» **Exercise instructions**:
The records below hold pictures; please leave those out and retype the rest exactly.

[Stored entries]
::::::::

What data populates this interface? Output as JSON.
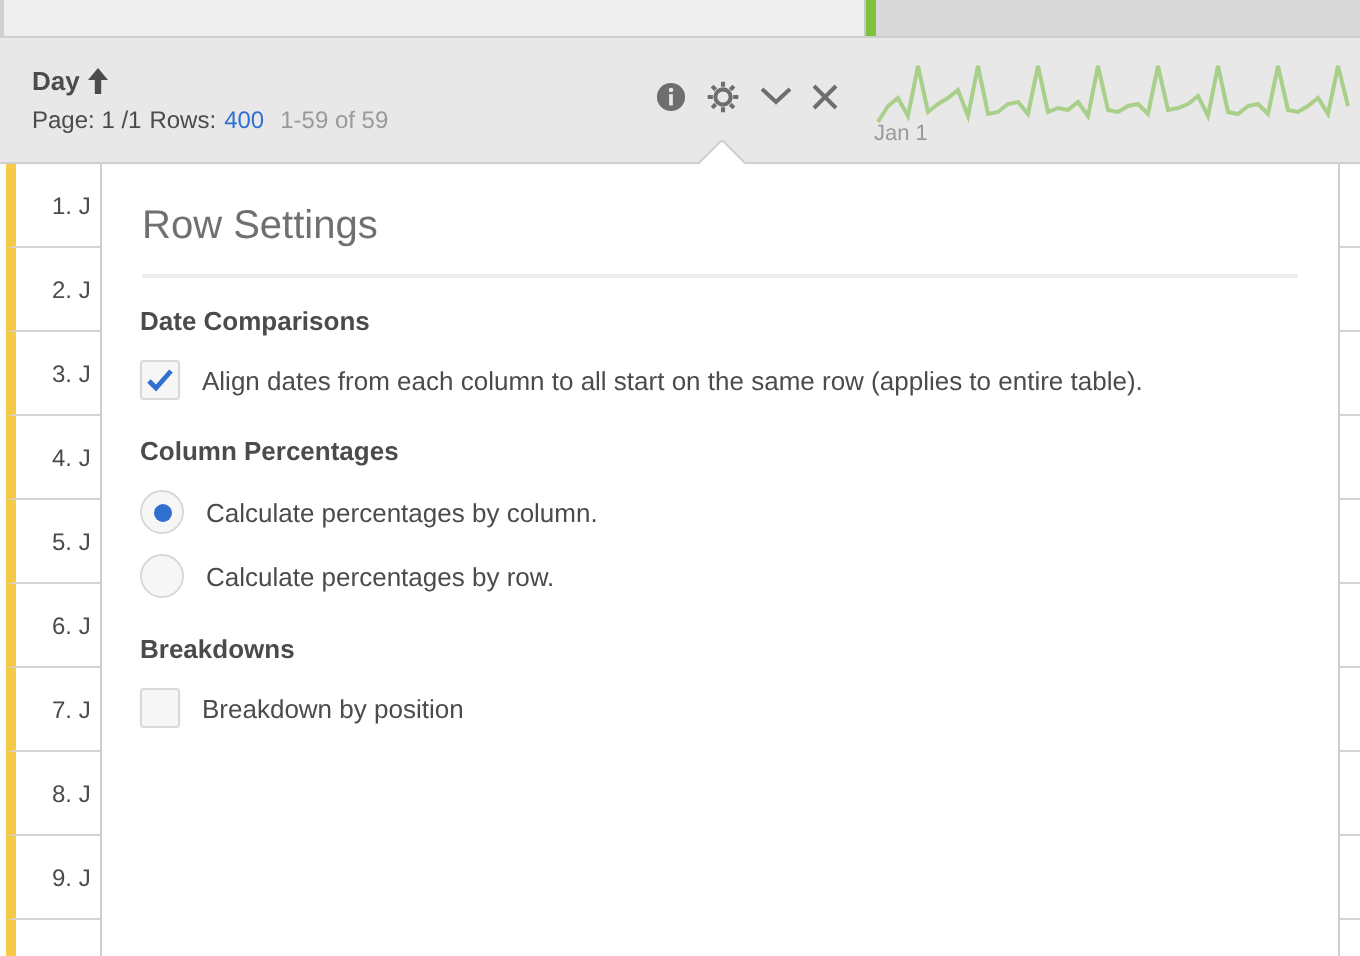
{
  "header": {
    "title": "Day",
    "page_label": "Page: 1 /1",
    "rows_label": "Rows:",
    "rows_value": "400",
    "range": "1-59 of 59",
    "sparkline_label": "Jan 1"
  },
  "rows": [
    {
      "label": "1. J"
    },
    {
      "label": "2. J"
    },
    {
      "label": "3. J"
    },
    {
      "label": "4. J"
    },
    {
      "label": "5. J"
    },
    {
      "label": "6. J"
    },
    {
      "label": "7. J"
    },
    {
      "label": "8. J"
    },
    {
      "label": "9. J"
    }
  ],
  "popup": {
    "title": "Row Settings",
    "sections": [
      {
        "heading": "Date Comparisons",
        "options": [
          {
            "kind": "checkbox",
            "label": "Align dates from each column to all start on the same row (applies to entire table).",
            "checked": true
          }
        ]
      },
      {
        "heading": "Column Percentages",
        "options": [
          {
            "kind": "radio",
            "label": "Calculate percentages by column.",
            "selected": true
          },
          {
            "kind": "radio",
            "label": "Calculate percentages by row.",
            "selected": false
          }
        ]
      },
      {
        "heading": "Breakdowns",
        "options": [
          {
            "kind": "checkbox",
            "label": "Breakdown by position",
            "checked": false
          }
        ]
      }
    ]
  }
}
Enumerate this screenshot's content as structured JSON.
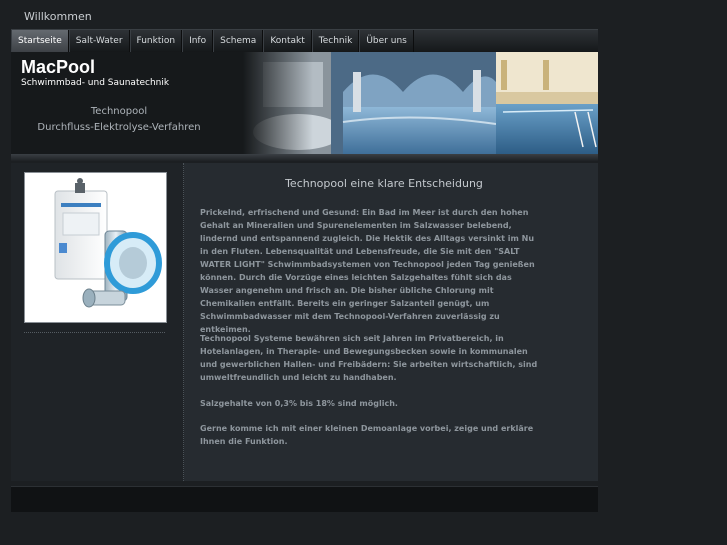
{
  "site": {
    "welcome": "Willkommen",
    "brand": "MacPool",
    "tagline": "Schwimmbad- und Saunatechnik",
    "subtitle_line1": "Technopool",
    "subtitle_line2": "Durchfluss-Elektrolyse-Verfahren"
  },
  "nav": {
    "items": [
      {
        "label": "Startseite",
        "active": true
      },
      {
        "label": "Salt-Water",
        "active": false
      },
      {
        "label": "Funktion",
        "active": false
      },
      {
        "label": "Info",
        "active": false
      },
      {
        "label": "Schema",
        "active": false
      },
      {
        "label": "Kontakt",
        "active": false
      },
      {
        "label": "Technik",
        "active": false
      },
      {
        "label": "Über uns",
        "active": false
      }
    ]
  },
  "main": {
    "title": "Technopool eine klare Entscheidung",
    "paragraphs": [
      "Prickelnd, erfrischend und Gesund: Ein Bad im Meer ist durch den hohen Gehalt an Mineralien und Spurenelementen im Salzwasser belebend, lindernd und entspannend zugleich. Die Hektik des Alltags versinkt im Nu in den Fluten. Lebensqualität und Lebensfreude, die Sie mit den \"SALT WATER LIGHT\" Schwimmbadsystemen von Technopool jeden Tag genießen können. Durch die Vorzüge eines leichten Salzgehaltes fühlt sich das Wasser angenehm und frisch an. Die bisher übliche Chlorung mit Chemikalien entfällt. Bereits ein geringer Salzanteil genügt, um Schwimmbadwasser mit dem Technopool-Verfahren zuverlässig zu entkeimen.",
      "Technopool Systeme bewähren sich seit Jahren im Privatbereich, in Hotelanlagen, in Therapie- und Bewegungsbecken sowie in kommunalen und gewerblichen Hallen- und Freibädern: Sie arbeiten wirtschaftlich, sind umweltfreundlich und leicht zu handhaben.",
      "Salzgehalte von 0,3% bis 18% sind möglich.",
      "Gerne komme ich mit einer kleinen Demoanlage vorbei,  zeige und erkläre Ihnen die Funktion."
    ]
  },
  "colors": {
    "background": "#1c1f22",
    "nav_active": "#555a60",
    "panel": "#262b30",
    "text_muted": "#8e969d"
  }
}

::::::::

» **Solved problem**:
What data populates this interface? Output as JSON.
{
  "header": {
    "title": "Day",
    "page_label": "Page: 1 /1",
    "rows_label": "Rows:",
    "rows_value": "400",
    "range": "1-59 of 59",
    "sparkline_label": "Jan 1"
  },
  "rows": [
    {
      "label": "1. J"
    },
    {
      "label": "2. J"
    },
    {
      "label": "3. J"
    },
    {
      "label": "4. J"
    },
    {
      "label": "5. J"
    },
    {
      "label": "6. J"
    },
    {
      "label": "7. J"
    },
    {
      "label": "8. J"
    },
    {
      "label": "9. J"
    }
  ],
  "popup": {
    "title": "Row Settings",
    "sections": [
      {
        "heading": "Date Comparisons",
        "options": [
          {
            "kind": "checkbox",
            "label": "Align dates from each column to all start on the same row (applies to entire table).",
            "checked": true
          }
        ]
      },
      {
        "heading": "Column Percentages",
        "options": [
          {
            "kind": "radio",
            "label": "Calculate percentages by column.",
            "selected": true
          },
          {
            "kind": "radio",
            "label": "Calculate percentages by row.",
            "selected": false
          }
        ]
      },
      {
        "heading": "Breakdowns",
        "options": [
          {
            "kind": "checkbox",
            "label": "Breakdown by position",
            "checked": false
          }
        ]
      }
    ]
  }
}
Enumerate this screenshot's content as structured JSON.
{
  "site": {
    "welcome": "Willkommen",
    "brand": "MacPool",
    "tagline": "Schwimmbad- und Saunatechnik",
    "subtitle_line1": "Technopool",
    "subtitle_line2": "Durchfluss-Elektrolyse-Verfahren"
  },
  "nav": {
    "items": [
      {
        "label": "Startseite",
        "active": true
      },
      {
        "label": "Salt-Water",
        "active": false
      },
      {
        "label": "Funktion",
        "active": false
      },
      {
        "label": "Info",
        "active": false
      },
      {
        "label": "Schema",
        "active": false
      },
      {
        "label": "Kontakt",
        "active": false
      },
      {
        "label": "Technik",
        "active": false
      },
      {
        "label": "Über uns",
        "active": false
      }
    ]
  },
  "main": {
    "title": "Technopool eine klare Entscheidung",
    "paragraphs": [
      "Prickelnd, erfrischend und Gesund: Ein Bad im Meer ist durch den hohen Gehalt an Mineralien und Spurenelementen im Salzwasser belebend, lindernd und entspannend zugleich. Die Hektik des Alltags versinkt im Nu in den Fluten. Lebensqualität und Lebensfreude, die Sie mit den \"SALT WATER LIGHT\" Schwimmbadsystemen von Technopool jeden Tag genießen können. Durch die Vorzüge eines leichten Salzgehaltes fühlt sich das Wasser angenehm und frisch an. Die bisher übliche Chlorung mit Chemikalien entfällt. Bereits ein geringer Salzanteil genügt, um Schwimmbadwasser mit dem Technopool-Verfahren zuverlässig zu entkeimen.",
      "Technopool Systeme bewähren sich seit Jahren im Privatbereich, in Hotelanlagen, in Therapie- und Bewegungsbecken sowie in kommunalen und gewerblichen Hallen- und Freibädern: Sie arbeiten wirtschaftlich, sind umweltfreundlich und leicht zu handhaben.",
      "Salzgehalte von 0,3% bis 18% sind möglich.",
      "Gerne komme ich mit einer kleinen Demoanlage vorbei,  zeige und erkläre Ihnen die Funktion."
    ]
  },
  "colors": {
    "background": "#1c1f22",
    "nav_active": "#555a60",
    "panel": "#262b30",
    "text_muted": "#8e969d"
  }
}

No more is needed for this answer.